## Requirements
What number of lines hold the word "rows"? State that number and nothing besides.
• • • •
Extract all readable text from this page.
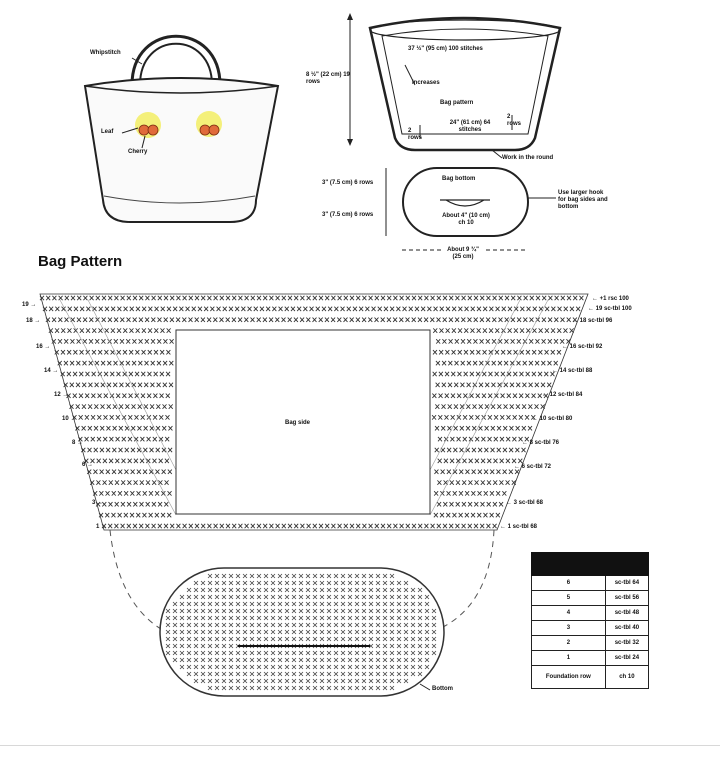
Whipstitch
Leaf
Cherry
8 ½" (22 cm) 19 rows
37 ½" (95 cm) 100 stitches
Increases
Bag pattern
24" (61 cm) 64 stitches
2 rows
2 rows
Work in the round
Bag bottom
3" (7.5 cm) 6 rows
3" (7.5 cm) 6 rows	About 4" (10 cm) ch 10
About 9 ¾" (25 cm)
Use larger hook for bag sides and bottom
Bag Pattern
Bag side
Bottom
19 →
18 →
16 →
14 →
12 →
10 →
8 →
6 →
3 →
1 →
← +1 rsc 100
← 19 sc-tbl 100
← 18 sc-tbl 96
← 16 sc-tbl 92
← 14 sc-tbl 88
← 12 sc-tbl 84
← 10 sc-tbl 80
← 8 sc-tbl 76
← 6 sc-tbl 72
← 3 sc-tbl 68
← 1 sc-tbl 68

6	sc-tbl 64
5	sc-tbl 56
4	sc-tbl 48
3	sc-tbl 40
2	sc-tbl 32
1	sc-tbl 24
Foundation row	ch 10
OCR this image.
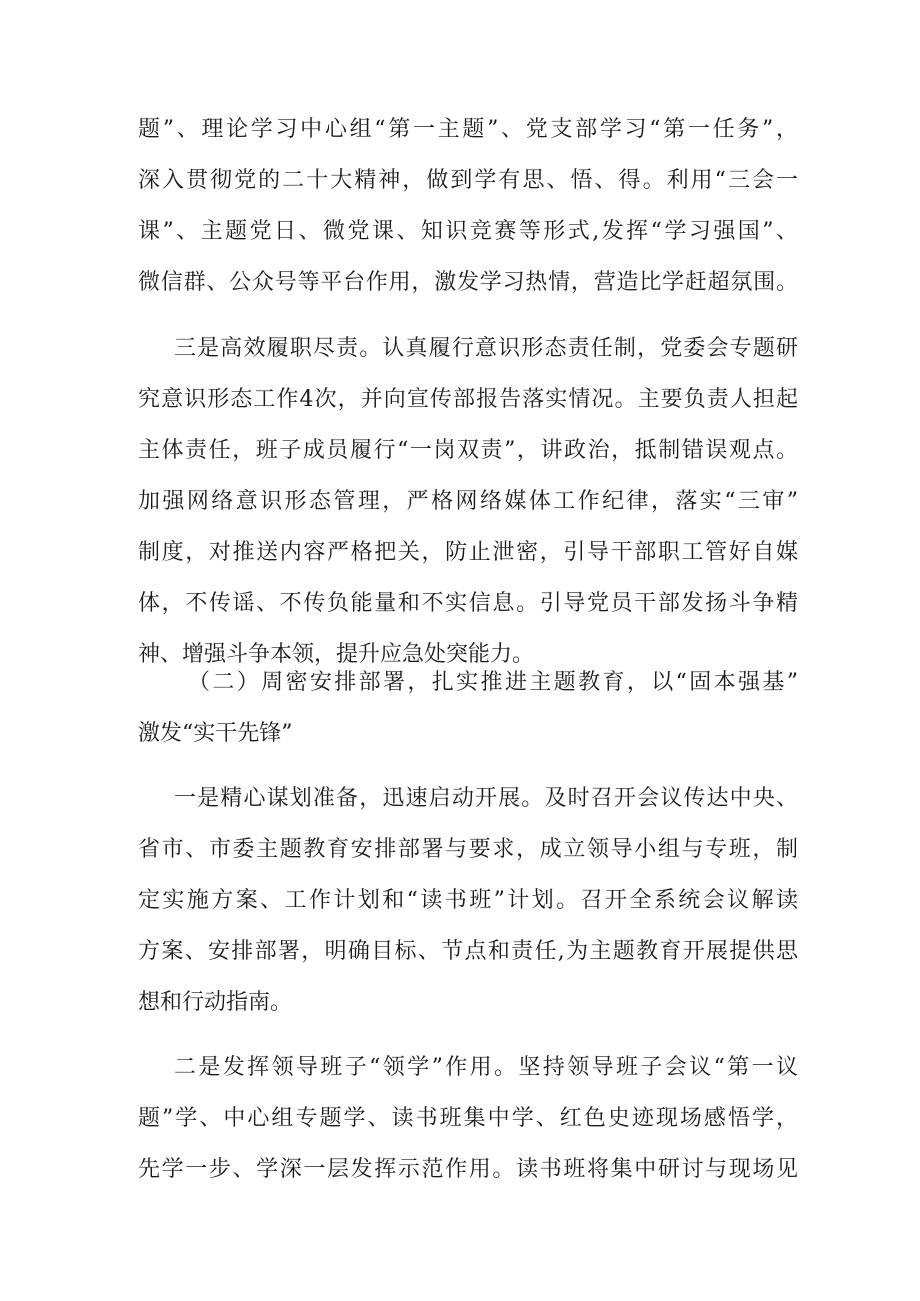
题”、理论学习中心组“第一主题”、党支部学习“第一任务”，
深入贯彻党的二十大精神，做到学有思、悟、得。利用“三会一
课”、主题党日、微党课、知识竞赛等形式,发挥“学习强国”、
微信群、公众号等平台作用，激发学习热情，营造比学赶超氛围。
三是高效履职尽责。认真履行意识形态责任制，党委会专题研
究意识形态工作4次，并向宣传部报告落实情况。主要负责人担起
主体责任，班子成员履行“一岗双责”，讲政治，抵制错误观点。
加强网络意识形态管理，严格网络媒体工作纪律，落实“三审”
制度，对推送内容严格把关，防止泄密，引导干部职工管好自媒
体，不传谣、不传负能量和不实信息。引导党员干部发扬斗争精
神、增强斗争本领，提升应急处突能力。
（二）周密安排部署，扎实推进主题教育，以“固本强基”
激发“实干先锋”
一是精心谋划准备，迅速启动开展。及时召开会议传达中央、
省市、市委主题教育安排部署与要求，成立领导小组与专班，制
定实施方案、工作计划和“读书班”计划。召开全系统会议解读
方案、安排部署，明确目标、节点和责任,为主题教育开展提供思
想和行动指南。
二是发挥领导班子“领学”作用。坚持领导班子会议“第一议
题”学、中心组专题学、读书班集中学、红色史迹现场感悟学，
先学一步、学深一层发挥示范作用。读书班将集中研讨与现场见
• • • •
## Task solution
5